■ **Instructions for the task**: Check each line of the data below for the word "JSON", then extract the ones that have it.

_ _ _ _ _

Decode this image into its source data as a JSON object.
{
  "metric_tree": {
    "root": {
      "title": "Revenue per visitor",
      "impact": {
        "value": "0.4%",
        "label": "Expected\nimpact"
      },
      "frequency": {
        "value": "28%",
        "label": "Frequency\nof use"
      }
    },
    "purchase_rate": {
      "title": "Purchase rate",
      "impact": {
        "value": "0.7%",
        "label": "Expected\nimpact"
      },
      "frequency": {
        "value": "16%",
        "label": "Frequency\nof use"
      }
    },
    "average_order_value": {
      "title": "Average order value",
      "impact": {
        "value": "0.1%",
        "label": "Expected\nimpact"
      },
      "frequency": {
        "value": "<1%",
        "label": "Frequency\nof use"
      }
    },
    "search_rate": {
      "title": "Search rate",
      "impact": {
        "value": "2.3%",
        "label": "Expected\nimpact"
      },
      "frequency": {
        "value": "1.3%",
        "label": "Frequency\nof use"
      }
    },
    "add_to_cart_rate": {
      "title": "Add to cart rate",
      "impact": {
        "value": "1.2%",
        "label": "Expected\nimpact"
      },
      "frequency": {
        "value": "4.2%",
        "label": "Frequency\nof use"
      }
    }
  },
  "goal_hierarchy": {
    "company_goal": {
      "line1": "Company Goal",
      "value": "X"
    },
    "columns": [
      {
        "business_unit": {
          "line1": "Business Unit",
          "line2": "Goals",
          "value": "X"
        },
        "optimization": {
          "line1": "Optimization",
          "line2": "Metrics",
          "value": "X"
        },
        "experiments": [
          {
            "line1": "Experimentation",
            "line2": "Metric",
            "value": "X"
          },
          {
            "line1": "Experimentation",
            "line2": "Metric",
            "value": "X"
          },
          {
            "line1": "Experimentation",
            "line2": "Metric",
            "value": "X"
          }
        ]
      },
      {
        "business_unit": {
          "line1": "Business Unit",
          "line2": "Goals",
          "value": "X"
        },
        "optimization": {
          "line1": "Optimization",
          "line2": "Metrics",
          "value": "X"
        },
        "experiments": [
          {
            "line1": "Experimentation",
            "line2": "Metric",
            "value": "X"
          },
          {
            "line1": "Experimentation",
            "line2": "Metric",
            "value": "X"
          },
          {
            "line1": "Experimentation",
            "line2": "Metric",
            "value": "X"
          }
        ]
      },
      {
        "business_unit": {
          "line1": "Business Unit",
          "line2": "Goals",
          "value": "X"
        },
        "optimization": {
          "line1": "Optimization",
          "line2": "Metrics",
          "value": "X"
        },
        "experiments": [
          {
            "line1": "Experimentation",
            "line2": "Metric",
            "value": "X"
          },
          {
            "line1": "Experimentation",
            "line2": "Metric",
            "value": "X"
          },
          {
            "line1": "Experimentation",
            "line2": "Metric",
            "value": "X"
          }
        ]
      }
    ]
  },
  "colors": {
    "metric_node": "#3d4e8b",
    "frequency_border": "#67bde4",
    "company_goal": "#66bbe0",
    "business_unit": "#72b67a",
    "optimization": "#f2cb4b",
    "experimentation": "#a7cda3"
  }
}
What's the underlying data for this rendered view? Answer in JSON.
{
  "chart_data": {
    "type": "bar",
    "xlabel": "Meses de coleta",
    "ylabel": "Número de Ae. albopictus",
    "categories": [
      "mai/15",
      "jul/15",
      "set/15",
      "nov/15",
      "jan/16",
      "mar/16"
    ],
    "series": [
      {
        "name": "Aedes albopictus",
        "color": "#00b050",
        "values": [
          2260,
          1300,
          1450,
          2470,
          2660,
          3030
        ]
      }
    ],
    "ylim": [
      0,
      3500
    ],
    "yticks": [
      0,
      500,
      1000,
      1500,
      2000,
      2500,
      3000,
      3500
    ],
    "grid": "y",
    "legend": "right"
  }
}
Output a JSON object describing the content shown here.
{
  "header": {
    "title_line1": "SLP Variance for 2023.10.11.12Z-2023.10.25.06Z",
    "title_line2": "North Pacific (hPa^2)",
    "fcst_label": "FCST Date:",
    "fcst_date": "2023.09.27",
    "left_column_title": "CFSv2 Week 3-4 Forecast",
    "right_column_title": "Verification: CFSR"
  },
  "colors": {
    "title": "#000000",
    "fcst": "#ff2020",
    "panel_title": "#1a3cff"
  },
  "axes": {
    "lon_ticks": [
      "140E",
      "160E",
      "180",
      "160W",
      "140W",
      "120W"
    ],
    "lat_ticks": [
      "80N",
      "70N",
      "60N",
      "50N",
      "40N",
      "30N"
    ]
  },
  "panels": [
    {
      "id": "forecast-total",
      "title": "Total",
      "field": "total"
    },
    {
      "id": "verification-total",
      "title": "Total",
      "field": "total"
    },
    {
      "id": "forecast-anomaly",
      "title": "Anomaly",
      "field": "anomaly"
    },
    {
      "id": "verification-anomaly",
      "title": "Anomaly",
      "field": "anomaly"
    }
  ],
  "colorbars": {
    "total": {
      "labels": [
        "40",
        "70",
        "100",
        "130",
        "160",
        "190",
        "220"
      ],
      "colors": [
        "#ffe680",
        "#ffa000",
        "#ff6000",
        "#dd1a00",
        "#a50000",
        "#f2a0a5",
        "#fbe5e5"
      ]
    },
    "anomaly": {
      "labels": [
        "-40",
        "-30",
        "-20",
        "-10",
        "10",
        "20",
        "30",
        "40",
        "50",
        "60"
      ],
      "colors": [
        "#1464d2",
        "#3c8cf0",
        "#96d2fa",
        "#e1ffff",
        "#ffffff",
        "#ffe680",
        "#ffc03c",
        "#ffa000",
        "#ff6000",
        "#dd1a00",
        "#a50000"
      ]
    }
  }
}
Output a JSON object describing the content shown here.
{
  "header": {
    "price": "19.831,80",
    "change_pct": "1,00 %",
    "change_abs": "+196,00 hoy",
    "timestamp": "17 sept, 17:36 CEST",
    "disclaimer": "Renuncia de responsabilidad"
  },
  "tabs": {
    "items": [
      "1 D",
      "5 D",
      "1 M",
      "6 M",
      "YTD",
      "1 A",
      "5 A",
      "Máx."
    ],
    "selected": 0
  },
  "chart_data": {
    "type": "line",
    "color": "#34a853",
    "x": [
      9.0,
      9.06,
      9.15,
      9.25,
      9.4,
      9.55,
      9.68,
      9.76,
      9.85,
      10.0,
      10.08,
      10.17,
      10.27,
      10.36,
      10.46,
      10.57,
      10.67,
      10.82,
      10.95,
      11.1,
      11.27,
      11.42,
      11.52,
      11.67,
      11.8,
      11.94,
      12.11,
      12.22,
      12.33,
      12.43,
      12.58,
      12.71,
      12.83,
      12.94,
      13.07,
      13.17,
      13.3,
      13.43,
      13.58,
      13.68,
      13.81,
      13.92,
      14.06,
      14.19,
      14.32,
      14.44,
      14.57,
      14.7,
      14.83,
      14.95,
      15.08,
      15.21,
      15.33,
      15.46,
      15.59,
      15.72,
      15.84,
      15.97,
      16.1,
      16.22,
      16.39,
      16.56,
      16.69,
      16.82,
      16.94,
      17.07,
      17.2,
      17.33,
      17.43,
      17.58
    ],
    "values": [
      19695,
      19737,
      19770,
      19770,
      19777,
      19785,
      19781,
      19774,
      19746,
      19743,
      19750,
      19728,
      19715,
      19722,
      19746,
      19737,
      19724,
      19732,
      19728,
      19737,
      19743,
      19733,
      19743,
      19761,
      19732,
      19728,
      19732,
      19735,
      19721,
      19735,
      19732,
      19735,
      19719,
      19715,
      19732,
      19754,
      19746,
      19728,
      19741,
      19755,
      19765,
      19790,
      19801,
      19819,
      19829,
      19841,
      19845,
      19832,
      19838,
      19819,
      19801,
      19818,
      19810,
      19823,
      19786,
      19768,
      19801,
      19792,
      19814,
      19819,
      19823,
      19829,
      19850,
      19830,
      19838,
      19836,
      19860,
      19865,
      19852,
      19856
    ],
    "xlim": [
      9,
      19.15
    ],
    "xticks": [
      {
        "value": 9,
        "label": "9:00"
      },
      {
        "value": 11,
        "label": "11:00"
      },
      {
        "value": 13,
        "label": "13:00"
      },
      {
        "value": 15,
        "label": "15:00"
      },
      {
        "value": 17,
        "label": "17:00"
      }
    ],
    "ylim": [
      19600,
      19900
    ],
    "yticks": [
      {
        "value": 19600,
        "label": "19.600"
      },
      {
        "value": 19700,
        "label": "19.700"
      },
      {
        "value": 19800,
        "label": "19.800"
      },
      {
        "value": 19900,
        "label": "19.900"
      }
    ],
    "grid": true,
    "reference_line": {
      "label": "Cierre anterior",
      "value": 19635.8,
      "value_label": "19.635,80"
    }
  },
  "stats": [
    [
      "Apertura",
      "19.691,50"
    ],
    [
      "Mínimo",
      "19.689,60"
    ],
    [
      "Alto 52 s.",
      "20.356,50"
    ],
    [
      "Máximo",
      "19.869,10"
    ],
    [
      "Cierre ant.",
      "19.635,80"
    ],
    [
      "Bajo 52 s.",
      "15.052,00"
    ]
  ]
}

_ _ _ _ _

■ **Written response**:
Decode this image into its source data as a JSON object.
What's the underlying data for this rendered view? Answer in JSON.
Output a JSON object describing the content shown here.
Output a JSON object describing the content shown here.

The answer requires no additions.